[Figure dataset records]
━━━━━━━━━━━━━━━━━━━━━━━━━━━━━━

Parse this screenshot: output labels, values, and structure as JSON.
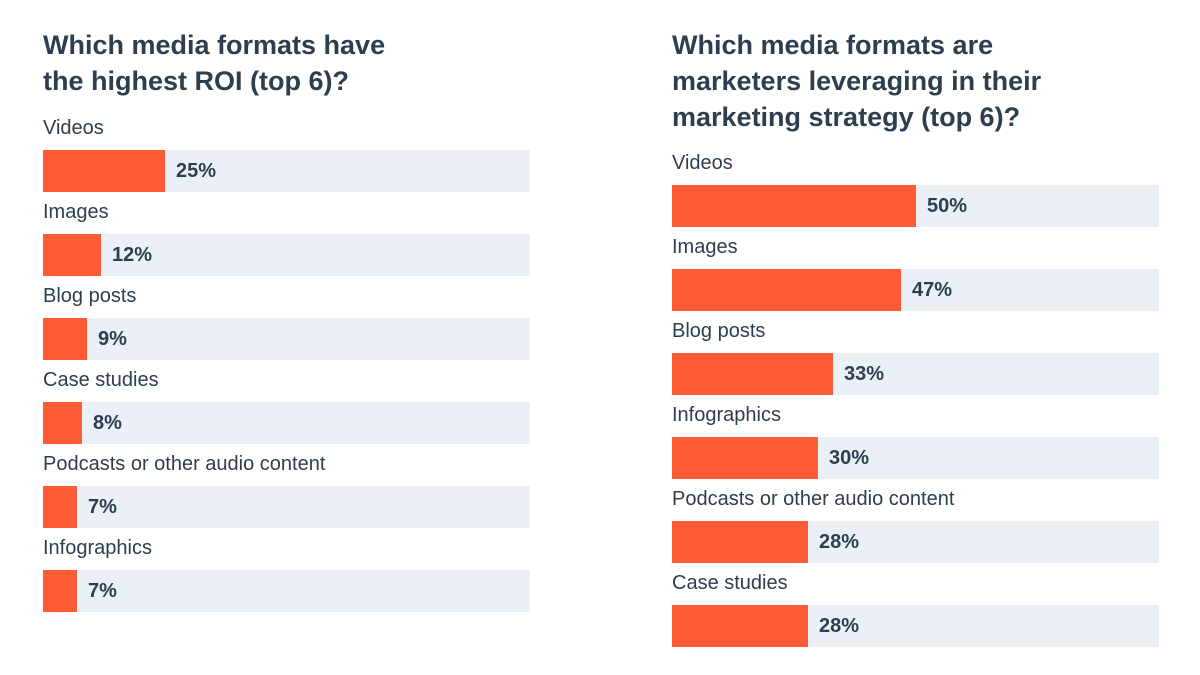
{
  "colors": {
    "bar": "#ff5c35",
    "track": "#eaf0f6",
    "text": "#2d3e50"
  },
  "chart_data": [
    {
      "type": "bar",
      "orientation": "horizontal",
      "title": "Which media formats have\nthe highest ROI (top 6)?",
      "categories": [
        "Videos",
        "Images",
        "Blog posts",
        "Case studies",
        "Podcasts or other audio content",
        "Infographics"
      ],
      "values": [
        25,
        12,
        9,
        8,
        7,
        7
      ],
      "value_labels": [
        "25%",
        "12%",
        "9%",
        "8%",
        "7%",
        "7%"
      ],
      "xlim": [
        0,
        100
      ],
      "grid": false
    },
    {
      "type": "bar",
      "orientation": "horizontal",
      "title": "Which media formats are\nmarketers leveraging in their\nmarketing strategy (top 6)?",
      "categories": [
        "Videos",
        "Images",
        "Blog posts",
        "Infographics",
        "Podcasts or other audio content",
        "Case studies"
      ],
      "values": [
        50,
        47,
        33,
        30,
        28,
        28
      ],
      "value_labels": [
        "50%",
        "47%",
        "33%",
        "30%",
        "28%",
        "28%"
      ],
      "xlim": [
        0,
        100
      ],
      "grid": false
    }
  ]
}
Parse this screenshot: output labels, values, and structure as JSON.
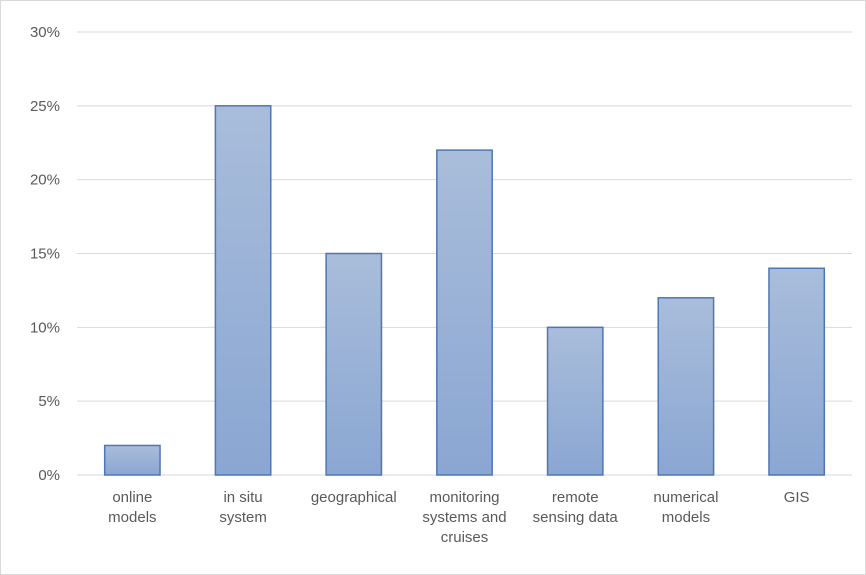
{
  "chart_data": {
    "type": "bar",
    "categories": [
      [
        "online",
        "models"
      ],
      [
        "in situ",
        "system"
      ],
      [
        "geographical"
      ],
      [
        "monitoring",
        "systems and",
        "cruises"
      ],
      [
        "remote",
        "sensing data"
      ],
      [
        "numerical",
        "models"
      ],
      [
        "GIS"
      ]
    ],
    "values": [
      2,
      25,
      15,
      22,
      10,
      12,
      14
    ],
    "yticks": [
      "0%",
      "5%",
      "10%",
      "15%",
      "20%",
      "25%",
      "30%"
    ],
    "ylim": [
      0,
      30
    ],
    "grid": true,
    "colors": {
      "bar_top": "#a9bddb",
      "bar_bottom": "#8aa6d2",
      "bar_edge": "#4f76b3"
    }
  }
}
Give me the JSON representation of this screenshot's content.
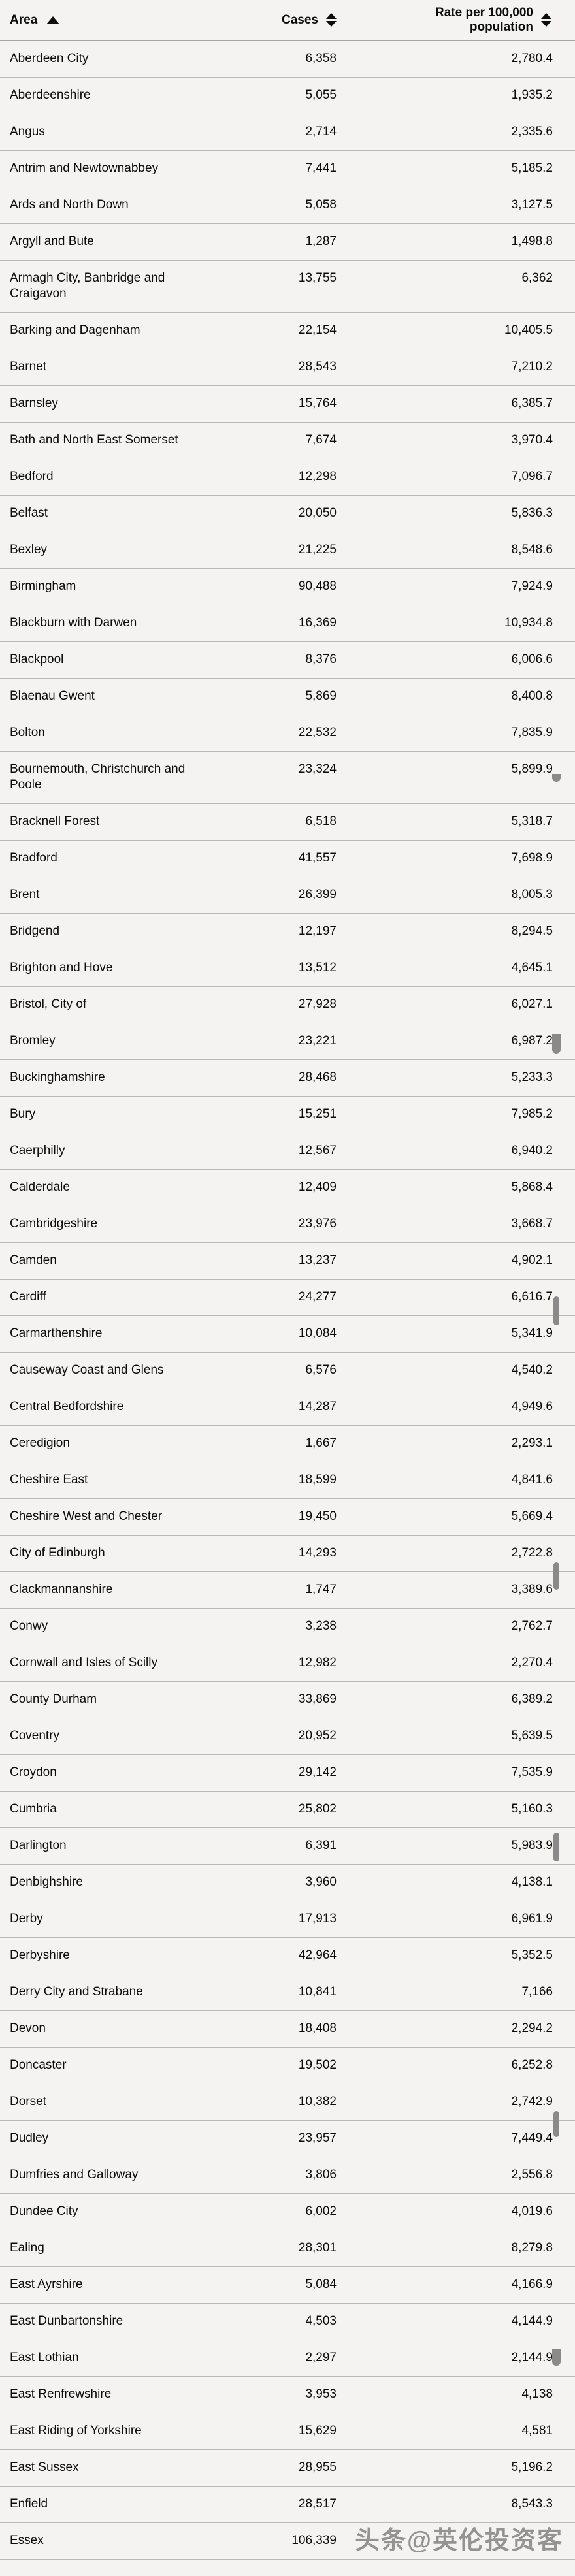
{
  "table": {
    "columns": [
      {
        "label": "Area",
        "sort": "ascending"
      },
      {
        "label": "Cases",
        "sort": "none"
      },
      {
        "label": "Rate per 100,000 population",
        "sort": "none"
      }
    ],
    "rows": [
      [
        "Aberdeen City",
        "6,358",
        "2,780.4"
      ],
      [
        "Aberdeenshire",
        "5,055",
        "1,935.2"
      ],
      [
        "Angus",
        "2,714",
        "2,335.6"
      ],
      [
        "Antrim and Newtownabbey",
        "7,441",
        "5,185.2"
      ],
      [
        "Ards and North Down",
        "5,058",
        "3,127.5"
      ],
      [
        "Argyll and Bute",
        "1,287",
        "1,498.8"
      ],
      [
        "Armagh City, Banbridge and Craigavon",
        "13,755",
        "6,362"
      ],
      [
        "Barking and Dagenham",
        "22,154",
        "10,405.5"
      ],
      [
        "Barnet",
        "28,543",
        "7,210.2"
      ],
      [
        "Barnsley",
        "15,764",
        "6,385.7"
      ],
      [
        "Bath and North East Somerset",
        "7,674",
        "3,970.4"
      ],
      [
        "Bedford",
        "12,298",
        "7,096.7"
      ],
      [
        "Belfast",
        "20,050",
        "5,836.3"
      ],
      [
        "Bexley",
        "21,225",
        "8,548.6"
      ],
      [
        "Birmingham",
        "90,488",
        "7,924.9"
      ],
      [
        "Blackburn with Darwen",
        "16,369",
        "10,934.8"
      ],
      [
        "Blackpool",
        "8,376",
        "6,006.6"
      ],
      [
        "Blaenau Gwent",
        "5,869",
        "8,400.8"
      ],
      [
        "Bolton",
        "22,532",
        "7,835.9"
      ],
      [
        "Bournemouth, Christchurch and Poole",
        "23,324",
        "5,899.9"
      ],
      [
        "Bracknell Forest",
        "6,518",
        "5,318.7"
      ],
      [
        "Bradford",
        "41,557",
        "7,698.9"
      ],
      [
        "Brent",
        "26,399",
        "8,005.3"
      ],
      [
        "Bridgend",
        "12,197",
        "8,294.5"
      ],
      [
        "Brighton and Hove",
        "13,512",
        "4,645.1"
      ],
      [
        "Bristol, City of",
        "27,928",
        "6,027.1"
      ],
      [
        "Bromley",
        "23,221",
        "6,987.2"
      ],
      [
        "Buckinghamshire",
        "28,468",
        "5,233.3"
      ],
      [
        "Bury",
        "15,251",
        "7,985.2"
      ],
      [
        "Caerphilly",
        "12,567",
        "6,940.2"
      ],
      [
        "Calderdale",
        "12,409",
        "5,868.4"
      ],
      [
        "Cambridgeshire",
        "23,976",
        "3,668.7"
      ],
      [
        "Camden",
        "13,237",
        "4,902.1"
      ],
      [
        "Cardiff",
        "24,277",
        "6,616.7"
      ],
      [
        "Carmarthenshire",
        "10,084",
        "5,341.9"
      ],
      [
        "Causeway Coast and Glens",
        "6,576",
        "4,540.2"
      ],
      [
        "Central Bedfordshire",
        "14,287",
        "4,949.6"
      ],
      [
        "Ceredigion",
        "1,667",
        "2,293.1"
      ],
      [
        "Cheshire East",
        "18,599",
        "4,841.6"
      ],
      [
        "Cheshire West and Chester",
        "19,450",
        "5,669.4"
      ],
      [
        "City of Edinburgh",
        "14,293",
        "2,722.8"
      ],
      [
        "Clackmannanshire",
        "1,747",
        "3,389.6"
      ],
      [
        "Conwy",
        "3,238",
        "2,762.7"
      ],
      [
        "Cornwall and Isles of Scilly",
        "12,982",
        "2,270.4"
      ],
      [
        "County Durham",
        "33,869",
        "6,389.2"
      ],
      [
        "Coventry",
        "20,952",
        "5,639.5"
      ],
      [
        "Croydon",
        "29,142",
        "7,535.9"
      ],
      [
        "Cumbria",
        "25,802",
        "5,160.3"
      ],
      [
        "Darlington",
        "6,391",
        "5,983.9"
      ],
      [
        "Denbighshire",
        "3,960",
        "4,138.1"
      ],
      [
        "Derby",
        "17,913",
        "6,961.9"
      ],
      [
        "Derbyshire",
        "42,964",
        "5,352.5"
      ],
      [
        "Derry City and Strabane",
        "10,841",
        "7,166"
      ],
      [
        "Devon",
        "18,408",
        "2,294.2"
      ],
      [
        "Doncaster",
        "19,502",
        "6,252.8"
      ],
      [
        "Dorset",
        "10,382",
        "2,742.9"
      ],
      [
        "Dudley",
        "23,957",
        "7,449.4"
      ],
      [
        "Dumfries and Galloway",
        "3,806",
        "2,556.8"
      ],
      [
        "Dundee City",
        "6,002",
        "4,019.6"
      ],
      [
        "Ealing",
        "28,301",
        "8,279.8"
      ],
      [
        "East Ayrshire",
        "5,084",
        "4,166.9"
      ],
      [
        "East Dunbartonshire",
        "4,503",
        "4,144.9"
      ],
      [
        "East Lothian",
        "2,297",
        "2,144.9"
      ],
      [
        "East Renfrewshire",
        "3,953",
        "4,138"
      ],
      [
        "East Riding of Yorkshire",
        "15,629",
        "4,581"
      ],
      [
        "East Sussex",
        "28,955",
        "5,196.2"
      ],
      [
        "Enfield",
        "28,517",
        "8,543.3"
      ],
      [
        "Essex",
        "106,339",
        ""
      ]
    ]
  },
  "watermark": "头条@英伦投资客",
  "colors": {
    "background": "#f4f3f2",
    "text": "#0b0c0c",
    "row_divider": "#b7babb",
    "header_divider": "#a2a6a8",
    "scrollbar_thumb": "#8a8a8a",
    "watermark": "#6e6e6e"
  }
}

━━━━━━━━━━━━━━━━━━━━━━━━━━━━━━

◆ **Given request**
Tally up the lines holding the word "East" in the data above, and answer with that figure only.

◆ **Expected answer**
8